Data entries
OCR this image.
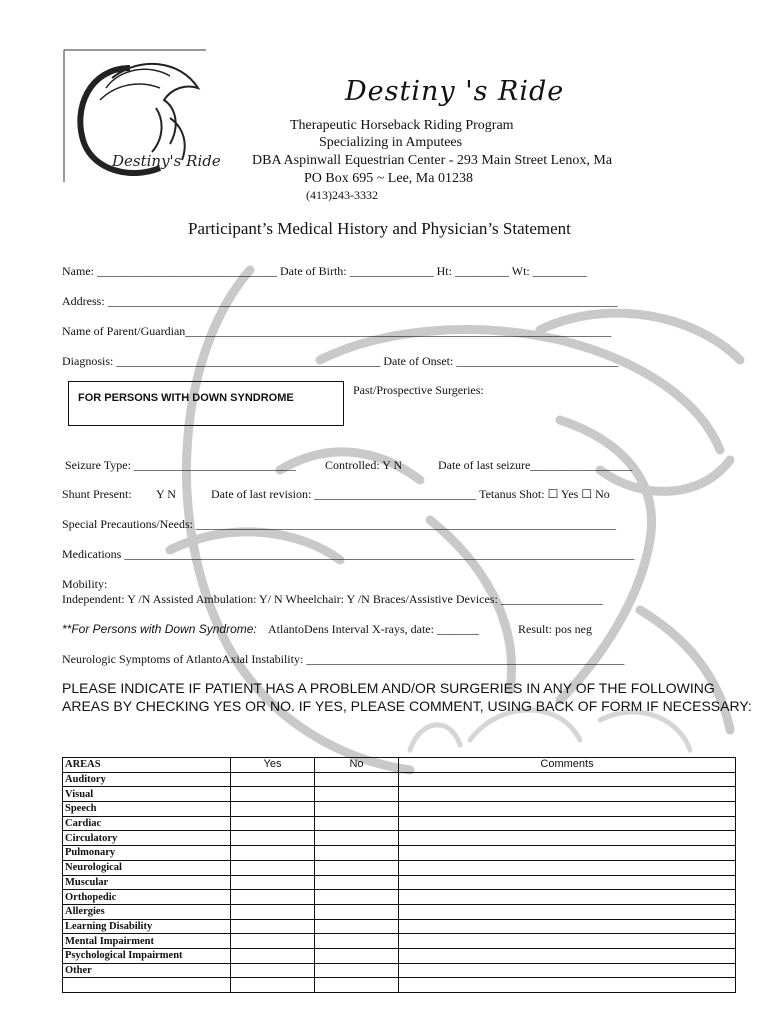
Destiny's Ride
Destiny 's Ride
Therapeutic Horseback Riding Program
Specializing in Amputees
DBA Aspinwall Equestrian Center - 293 Main Street Lenox, Ma
PO Box 695 ~ Lee, Ma 01238
(413)243-3332
Participant’s Medical History and Physician’s Statement
Name: ______________________________ Date of Birth: ______________ Ht: _________ Wt: _________
Address: _____________________________________________________________________________________
Name of Parent/Guardian_______________________________________________________________________
Diagnosis: ____________________________________________ Date of Onset: ___________________________
FOR PERSONS WITH DOWN SYNDROME
Past/Prospective Surgeries:
Seizure Type: ___________________________ Controlled: Y N	Date of last seizure_________________
Shunt Present: Y N	Date of last revision: ___________________________ Tetanus Shot: ☐ Yes ☐ No
Special Precautions/Needs: ______________________________________________________________________
Medications _____________________________________________________________________________________
Mobility:
Independent: Y /N Assisted Ambulation: Y/ N Wheelchair: Y /N Braces/Assistive Devices: _________________
**For Persons with Down Syndrome: AtlantoDens Interval X-rays, date: _______	Result: pos neg
Neurologic Symptoms of AtlantoAxial Instability: _____________________________________________________
PLEASE INDICATE IF PATIENT HAS A PROBLEM AND/OR SURGERIES IN ANY OF THE FOLLOWING AREAS BY CHECKING YES OR NO. IF YES, PLEASE COMMENT, USING BACK OF FORM IF NECESSARY:
AREAS	Yes	No	Comments
Auditory			
Visual			
Speech			
Cardiac			
Circulatory			
Pulmonary			
Neurological			
Muscular			
Orthopedic			
Allergies			
Learning Disability			
Mental Impairment			
Psychological Impairment			
Other			
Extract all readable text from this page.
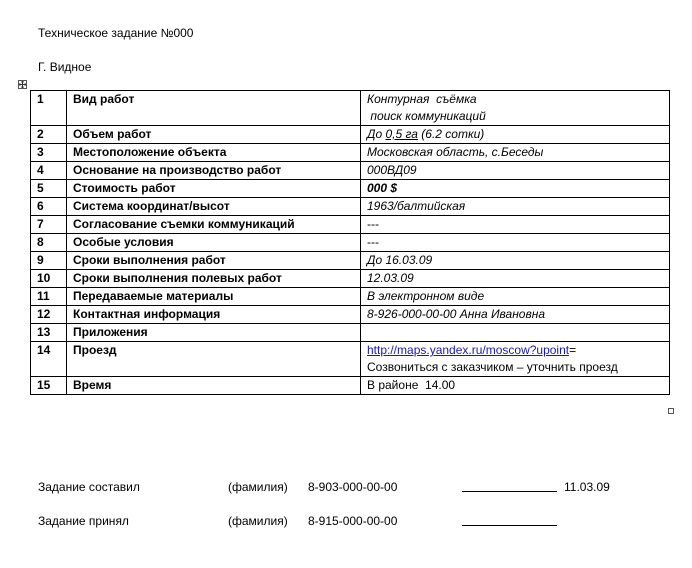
Техническое задание №000
Г. Видное
1	Вид работ	Контурная  съёмка
поиск коммуникаций

2	Объем работ	До 0,5 га (6.2 сотки)
3	Местоположение объекта	Московская область, с.Беседы
4	Основание на производство работ	000ВД09
5	Стоимость работ	000 $
6	Система координат/высот	1963/балтийская
7	Согласование съемки коммуникаций	---
8	Особые условия	---
9	Сроки выполнения работ	До 16.03.09
10	Сроки выполнения полевых работ	12.03.09
11	Передаваемые материалы	В электронном виде
12	Контактная информация	8-926-000-00-00 Анна Ивановна
13	Приложения	
14	Проезд	http://maps.yandex.ru/moscow?upoint=
Созвониться с заказчиком – уточнить проезд

15	Время	В районе  14.00
Задание составил	(фамилия) 8-903-000-00-00	11.03.09
Задание принял	(фамилия) 8-915-000-00-00
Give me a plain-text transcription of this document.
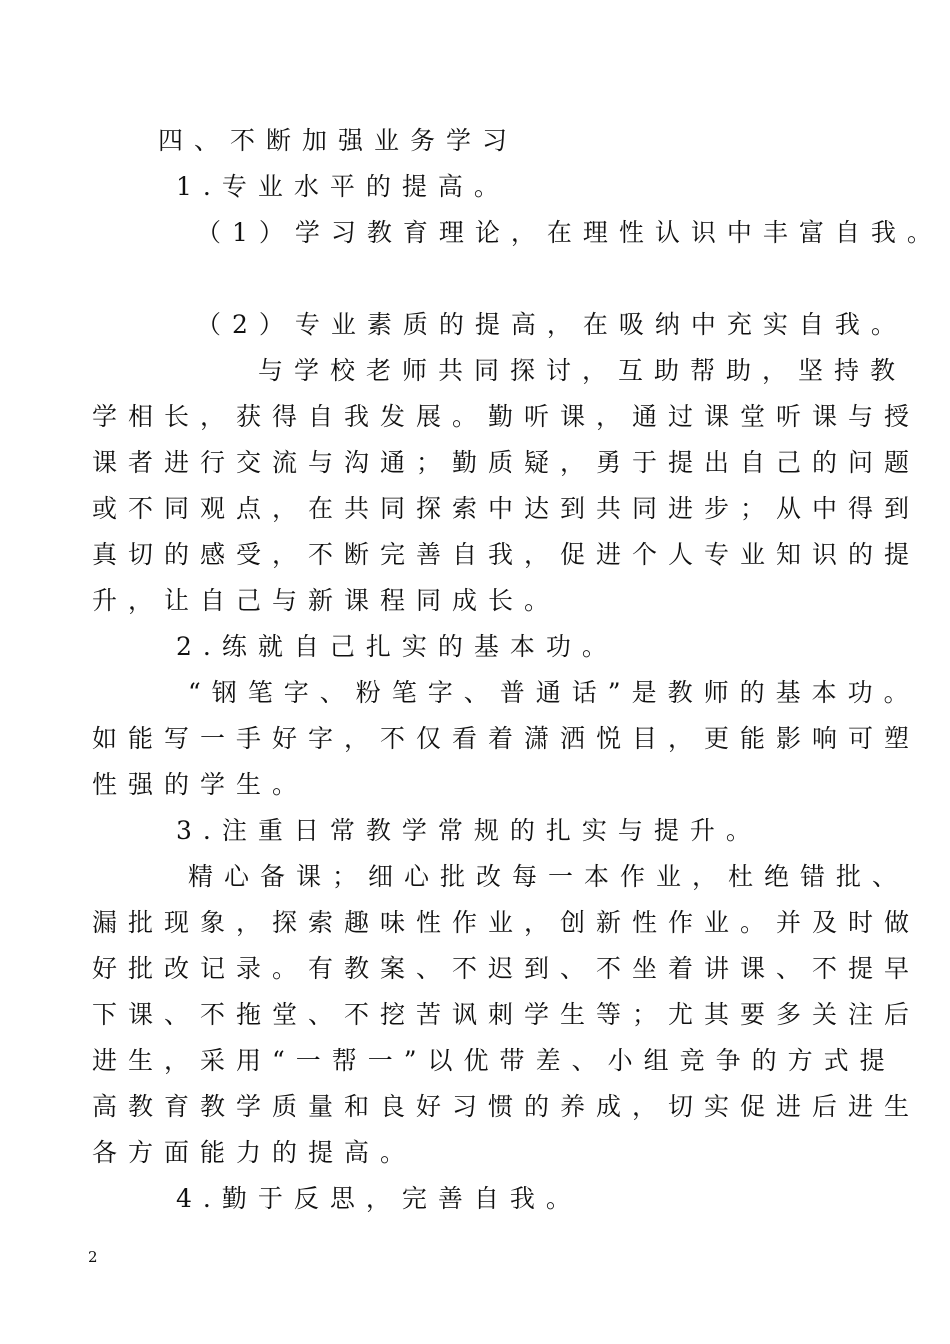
四、不断加强业务学习
1.专业水平的提高。
（1）学习教育理论，在理性认识中丰富自我。
（2）专业素质的提高，在吸纳中充实自我。
与学校老师共同探讨，互助帮助，坚持教
学相长，获得自我发展。勤听课，通过课堂听课与授
课者进行交流与沟通；勤质疑，勇于提出自己的问题
或不同观点，在共同探索中达到共同进步；从中得到
真切的感受，不断完善自我，促进个人专业知识的提
升，让自己与新课程同成长。
2.练就自己扎实的基本功。
“钢笔字、粉笔字、普通话”是教师的基本功。
如能写一手好字，不仅看着潇洒悦目，更能影响可塑
性强的学生。
3.注重日常教学常规的扎实与提升。
精心备课；细心批改每一本作业，杜绝错批、
漏批现象，探索趣味性作业，创新性作业。并及时做
好批改记录。有教案、不迟到、不坐着讲课、不提早
下课、不拖堂、不挖苦讽刺学生等；尤其要多关注后
进生，采用“一帮一”以优带差、小组竞争的方式提
高教育教学质量和良好习惯的养成，切实促进后进生
各方面能力的提高。
4.勤于反思，完善自我。
2
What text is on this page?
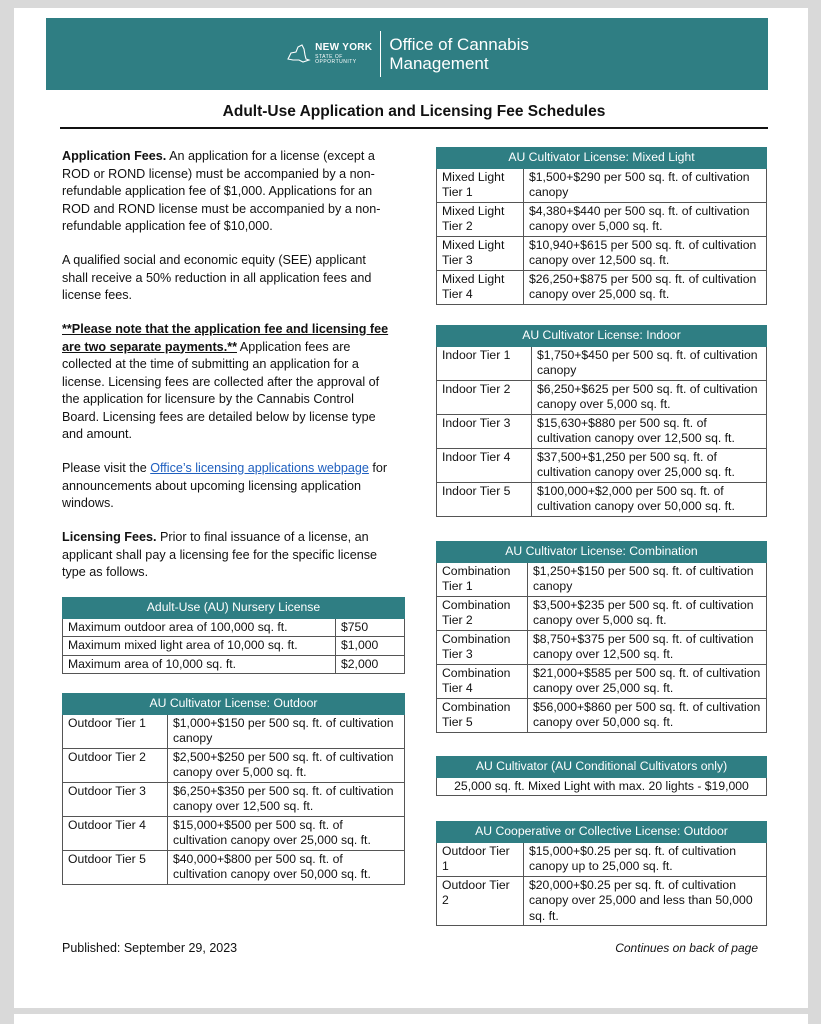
NEW YORK
STATE OF
OPPORTUNITY
Office of Cannabis
Management
Adult-Use Application and Licensing Fee Schedules

Application Fees. An application for a license (except a ROD or ROND license) must be accompanied by a non-refundable application fee of $1,000. Applications for an ROD and ROND license must be accompanied by a non-refundable application fee of $10,000.

A qualified social and economic equity (SEE) applicant shall receive a 50% reduction in all application fees and license fees.

**Please note that the application fee and licensing fee are two separate payments.** Application fees are collected at the time of submitting an application for a license. Licensing fees are collected after the approval of the application for licensure by the Cannabis Control Board. Licensing fees are detailed below by license type and amount.

Please visit the Office’s licensing applications webpage for announcements about upcoming licensing application windows.

Licensing Fees. Prior to final issuance of a license, an applicant shall pay a licensing fee for the specific license type as follows.

Adult-Use (AU) Nursery License	
Maximum outdoor area of 100,000 sq. ft.	$750
Maximum mixed light area of 10,000 sq. ft.	$1,000
Maximum area of 10,000 sq. ft.	$2,000
AU Cultivator License: Outdoor	
Outdoor Tier 1	$1,000+$150 per 500 sq. ft. of cultivation canopy
Outdoor Tier 2	$2,500+$250 per 500 sq. ft. of cultivation canopy over 5,000 sq. ft.
Outdoor Tier 3	$6,250+$350 per 500 sq. ft. of cultivation canopy over 12,500 sq. ft.
Outdoor Tier 4	$15,000+$500 per 500 sq. ft. of cultivation canopy over 25,000 sq. ft.
Outdoor Tier 5	$40,000+$800 per 500 sq. ft. of cultivation canopy over 50,000 sq. ft.
AU Cultivator License: Mixed Light	
Mixed Light Tier 1	$1,500+$290 per 500 sq. ft. of cultivation canopy
Mixed Light Tier 2	$4,380+$440 per 500 sq. ft. of cultivation canopy over 5,000 sq. ft.
Mixed Light Tier 3	$10,940+$615 per 500 sq. ft. of cultivation canopy over 12,500 sq. ft.
Mixed Light Tier 4	$26,250+$875 per 500 sq. ft. of cultivation canopy over 25,000 sq. ft.
AU Cultivator License: Indoor	
Indoor Tier 1	$1,750+$450 per 500 sq. ft. of cultivation canopy
Indoor Tier 2	$6,250+$625 per 500 sq. ft. of cultivation canopy over 5,000 sq. ft.
Indoor Tier 3	$15,630+$880 per 500 sq. ft. of cultivation canopy over 12,500 sq. ft.
Indoor Tier 4	$37,500+$1,250 per 500 sq. ft. of cultivation canopy over 25,000 sq. ft.
Indoor Tier 5	$100,000+$2,000 per 500 sq. ft. of cultivation canopy over 50,000 sq. ft.
AU Cultivator License: Combination	
Combination Tier 1	$1,250+$150 per 500 sq. ft. of cultivation canopy
Combination Tier 2	$3,500+$235 per 500 sq. ft. of cultivation canopy over 5,000 sq. ft.
Combination Tier 3	$8,750+$375 per 500 sq. ft. of cultivation canopy over 12,500 sq. ft.
Combination Tier 4	$21,000+$585 per 500 sq. ft. of cultivation canopy over 25,000 sq. ft.
Combination Tier 5	$56,000+$860 per 500 sq. ft. of cultivation canopy over 50,000 sq. ft.
AU Cultivator (AU Conditional Cultivators only)
25,000 sq. ft. Mixed Light with max. 20 lights - $19,000
AU Cooperative or Collective License: Outdoor	
Outdoor Tier 1	$15,000+$0.25 per sq. ft. of cultivation canopy up to 25,000 sq. ft.
Outdoor Tier 2	$20,000+$0.25 per sq. ft. of cultivation canopy over 25,000 and less than 50,000 sq. ft.
Published: September 29, 2023	Continues on back of page
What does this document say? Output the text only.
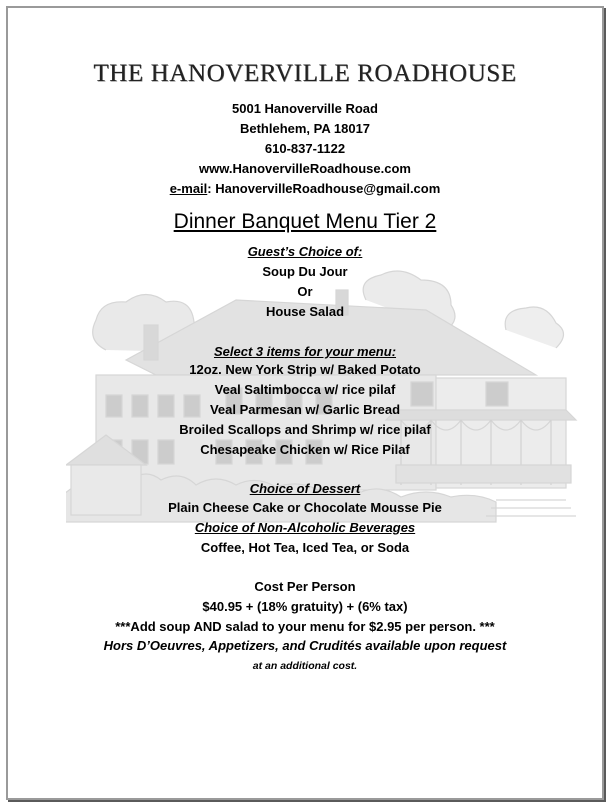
THE HANOVERVILLE ROADHOUSE
5001 Hanoverville Road
Bethlehem, PA 18017
610-837-1122
www.HanovervilleRoadhouse.com
e-mail: HanovervilleRoadhouse@gmail.com
Dinner Banquet Menu Tier 2
Guest’s Choice of:
Soup Du Jour
Or
House Salad
Select 3 items for your menu:
12oz. New York Strip w/ Baked Potato
Veal Saltimbocca w/ rice pilaf
Veal Parmesan w/ Garlic Bread
Broiled Scallops and Shrimp w/ rice pilaf
Chesapeake Chicken w/ Rice Pilaf
Choice of Dessert
Plain Cheese Cake or Chocolate Mousse Pie
Choice of Non-Alcoholic Beverages
Coffee, Hot Tea, Iced Tea, or Soda
Cost Per Person
$40.95 + (18% gratuity) + (6% tax)
***Add soup AND salad to your menu for $2.95 per person. ***
Hors D’Oeuvres, Appetizers, and Crudités available upon request
at an additional cost.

**Task directions:** Tally the lines of the records holding the word "Сроки", then state only the tally.

**Task output:** 2